BEGIN Extract provided
Neillands tries to understand the bombing effectiveness, unlike Harris, who preffered to bomb cities because they were large enough targets to hit with lousy navigation aids. Neillands spends a lot of time discussing morality of area bombings, but very little on alternative ways of fighting the war: heavy bombers are accepted as the main fighting vehicle of bomber war and no alternatives are considered or cost-benefit analyses tried. Yet USAAF 10% losses per mission (which translates to 12% chances of surving 20 mission tour of duty) and even the 4% RAF losses (with 30% chance of finishing 30 missions) should have made somebody think about alternatives (like Mosquito "light" bomber which could carry the same bomb load as the B-17 "heavy" bomber, but with 0.2% loss rate).

Neillands has the tendency to repeat selected topics so many times as to drive the reader furious. His favourites: 88 mm flak gun was an excellent anti-tank weapon; bombing accuracy in cloud-covered Europe under enemy fire is worse than in training bombing in sunny Texas; losses are prohibitive in daylight bombing without fighter escort. These comments and many others appear 5-10 times in the book. 50 pages could have easily been culled by removing repetition.
END Extract provided
BEGIN Provided information
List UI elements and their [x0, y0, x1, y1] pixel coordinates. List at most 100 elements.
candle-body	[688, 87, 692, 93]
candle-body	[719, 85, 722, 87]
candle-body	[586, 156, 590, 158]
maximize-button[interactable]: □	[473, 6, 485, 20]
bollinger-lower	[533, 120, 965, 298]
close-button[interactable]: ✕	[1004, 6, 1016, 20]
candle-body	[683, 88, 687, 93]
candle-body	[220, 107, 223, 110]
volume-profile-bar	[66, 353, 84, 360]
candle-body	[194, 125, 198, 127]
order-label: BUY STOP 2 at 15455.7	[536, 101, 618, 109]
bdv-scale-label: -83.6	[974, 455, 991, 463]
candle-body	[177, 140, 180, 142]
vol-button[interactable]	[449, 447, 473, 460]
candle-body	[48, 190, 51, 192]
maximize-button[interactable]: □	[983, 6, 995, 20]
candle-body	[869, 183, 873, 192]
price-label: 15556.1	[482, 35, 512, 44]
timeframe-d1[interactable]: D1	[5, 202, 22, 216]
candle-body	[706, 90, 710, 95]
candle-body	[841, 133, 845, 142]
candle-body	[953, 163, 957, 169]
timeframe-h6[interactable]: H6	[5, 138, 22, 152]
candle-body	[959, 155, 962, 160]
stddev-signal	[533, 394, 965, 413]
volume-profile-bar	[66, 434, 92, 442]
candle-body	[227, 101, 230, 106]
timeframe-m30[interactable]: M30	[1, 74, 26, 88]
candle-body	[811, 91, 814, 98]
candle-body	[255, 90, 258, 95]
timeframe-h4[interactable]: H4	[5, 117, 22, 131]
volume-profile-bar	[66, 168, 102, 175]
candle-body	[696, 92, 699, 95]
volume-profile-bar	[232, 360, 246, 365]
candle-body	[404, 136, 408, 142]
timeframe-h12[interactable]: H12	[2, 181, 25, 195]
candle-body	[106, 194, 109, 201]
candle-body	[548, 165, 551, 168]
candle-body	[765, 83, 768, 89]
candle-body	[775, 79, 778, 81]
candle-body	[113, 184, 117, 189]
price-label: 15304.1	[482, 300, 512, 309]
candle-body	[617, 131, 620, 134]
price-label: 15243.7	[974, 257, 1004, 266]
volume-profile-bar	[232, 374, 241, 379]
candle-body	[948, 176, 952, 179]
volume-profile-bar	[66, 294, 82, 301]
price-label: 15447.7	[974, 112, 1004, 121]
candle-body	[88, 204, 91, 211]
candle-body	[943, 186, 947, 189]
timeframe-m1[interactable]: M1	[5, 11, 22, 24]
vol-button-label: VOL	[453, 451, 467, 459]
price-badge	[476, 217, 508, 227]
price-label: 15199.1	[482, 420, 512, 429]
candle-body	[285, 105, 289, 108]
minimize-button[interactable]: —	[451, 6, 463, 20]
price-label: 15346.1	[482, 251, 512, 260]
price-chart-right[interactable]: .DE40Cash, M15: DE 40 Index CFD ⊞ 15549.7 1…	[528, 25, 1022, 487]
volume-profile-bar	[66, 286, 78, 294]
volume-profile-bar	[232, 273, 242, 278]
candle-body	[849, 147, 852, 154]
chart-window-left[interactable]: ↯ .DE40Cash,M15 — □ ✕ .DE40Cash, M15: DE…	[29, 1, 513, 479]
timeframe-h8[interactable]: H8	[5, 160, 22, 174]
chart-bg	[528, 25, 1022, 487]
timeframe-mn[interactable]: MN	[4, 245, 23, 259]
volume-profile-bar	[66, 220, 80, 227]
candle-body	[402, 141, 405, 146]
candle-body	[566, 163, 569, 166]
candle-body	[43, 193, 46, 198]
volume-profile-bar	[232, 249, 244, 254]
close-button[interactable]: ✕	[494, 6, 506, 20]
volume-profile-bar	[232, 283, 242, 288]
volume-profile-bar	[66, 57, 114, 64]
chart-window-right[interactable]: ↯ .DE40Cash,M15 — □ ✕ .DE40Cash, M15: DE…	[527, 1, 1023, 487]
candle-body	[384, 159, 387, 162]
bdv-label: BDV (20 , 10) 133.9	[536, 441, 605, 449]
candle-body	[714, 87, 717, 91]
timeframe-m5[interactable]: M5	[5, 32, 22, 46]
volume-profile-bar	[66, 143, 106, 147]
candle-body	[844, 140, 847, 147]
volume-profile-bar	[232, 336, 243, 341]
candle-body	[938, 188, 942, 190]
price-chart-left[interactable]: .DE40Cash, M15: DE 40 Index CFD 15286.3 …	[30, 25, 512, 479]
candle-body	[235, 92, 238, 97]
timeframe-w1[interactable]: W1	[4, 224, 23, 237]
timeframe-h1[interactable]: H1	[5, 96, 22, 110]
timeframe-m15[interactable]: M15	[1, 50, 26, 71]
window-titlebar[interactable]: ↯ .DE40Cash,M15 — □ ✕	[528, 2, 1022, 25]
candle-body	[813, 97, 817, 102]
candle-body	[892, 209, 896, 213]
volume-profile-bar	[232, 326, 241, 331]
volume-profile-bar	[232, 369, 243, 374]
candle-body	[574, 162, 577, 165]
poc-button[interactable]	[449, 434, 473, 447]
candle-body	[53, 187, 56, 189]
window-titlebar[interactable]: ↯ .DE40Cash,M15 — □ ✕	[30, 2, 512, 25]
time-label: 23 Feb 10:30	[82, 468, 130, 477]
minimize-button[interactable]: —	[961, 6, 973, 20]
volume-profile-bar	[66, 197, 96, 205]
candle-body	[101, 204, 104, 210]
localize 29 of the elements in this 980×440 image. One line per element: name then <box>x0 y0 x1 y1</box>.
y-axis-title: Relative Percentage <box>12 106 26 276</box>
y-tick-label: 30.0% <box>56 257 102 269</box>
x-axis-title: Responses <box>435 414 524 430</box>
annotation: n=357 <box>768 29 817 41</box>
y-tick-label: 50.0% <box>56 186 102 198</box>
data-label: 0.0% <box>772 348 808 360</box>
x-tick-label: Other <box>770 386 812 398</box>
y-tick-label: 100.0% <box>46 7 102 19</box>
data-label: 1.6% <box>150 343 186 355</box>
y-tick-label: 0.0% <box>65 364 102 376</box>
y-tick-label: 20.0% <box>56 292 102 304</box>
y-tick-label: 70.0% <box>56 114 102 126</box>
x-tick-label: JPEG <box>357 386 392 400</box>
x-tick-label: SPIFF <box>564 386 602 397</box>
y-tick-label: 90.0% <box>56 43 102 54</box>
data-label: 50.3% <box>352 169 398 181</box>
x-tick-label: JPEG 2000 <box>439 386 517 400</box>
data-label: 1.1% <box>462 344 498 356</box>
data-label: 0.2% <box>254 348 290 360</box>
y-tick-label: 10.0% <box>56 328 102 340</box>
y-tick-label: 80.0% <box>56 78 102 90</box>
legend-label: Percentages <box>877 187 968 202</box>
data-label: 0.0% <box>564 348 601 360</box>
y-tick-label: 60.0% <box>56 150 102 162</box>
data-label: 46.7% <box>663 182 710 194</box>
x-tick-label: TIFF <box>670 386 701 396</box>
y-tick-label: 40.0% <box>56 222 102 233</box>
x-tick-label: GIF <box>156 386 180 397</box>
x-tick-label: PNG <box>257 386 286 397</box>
END Provided information
• Your tasks
(1) Decide whether each statement agrees with the book review. Answer yes or no for each, and quote the deciding words of the review exactly.
(a) Neillands weighs alternatives to heavy bombers and tries cost-benefit analyses.
(b) The Mosquito could carry the same bomb load as the B-17.
(c) The repeated comments appear 5-10 times in the book.
(2) Answer these questions from the book review, one line each.
(a) What loss rate per mission does it give for the USAAF?
(b) What loss rate does it give for the Mosquito?
(c) How many pages does it say could have been removed by cutting repetition?
(3) Extract the passage of the book review between "Neillands has the" and "by removing repetition.", inclusive.

• Solutions to the exercise
(1)
(a) No: "no alternatives are considered or cost-benefit analyses tried"
(b) Yes: "Mosquito "light" bomber which could carry the same bomb load as the B-17 "heavy" bomber"
(c) Yes: "These comments and many others appear 5-10 times in the book."

(2)
(a) 10%
(b) 0.2%
(c) 50

(3)
Neillands has the tendency to repeat selected topics so many times as to drive the reader furious. His favourites: 88 mm flak gun was an excellent anti-tank weapon; bombing accuracy in cloud-covered Europe under enemy fire is worse than in training bombing in sunny Texas; losses are prohibitive in daylight bombing without fighter escort. These comments and many others appear 5-10 times in the book. 50 pages could have easily been culled by removing repetition.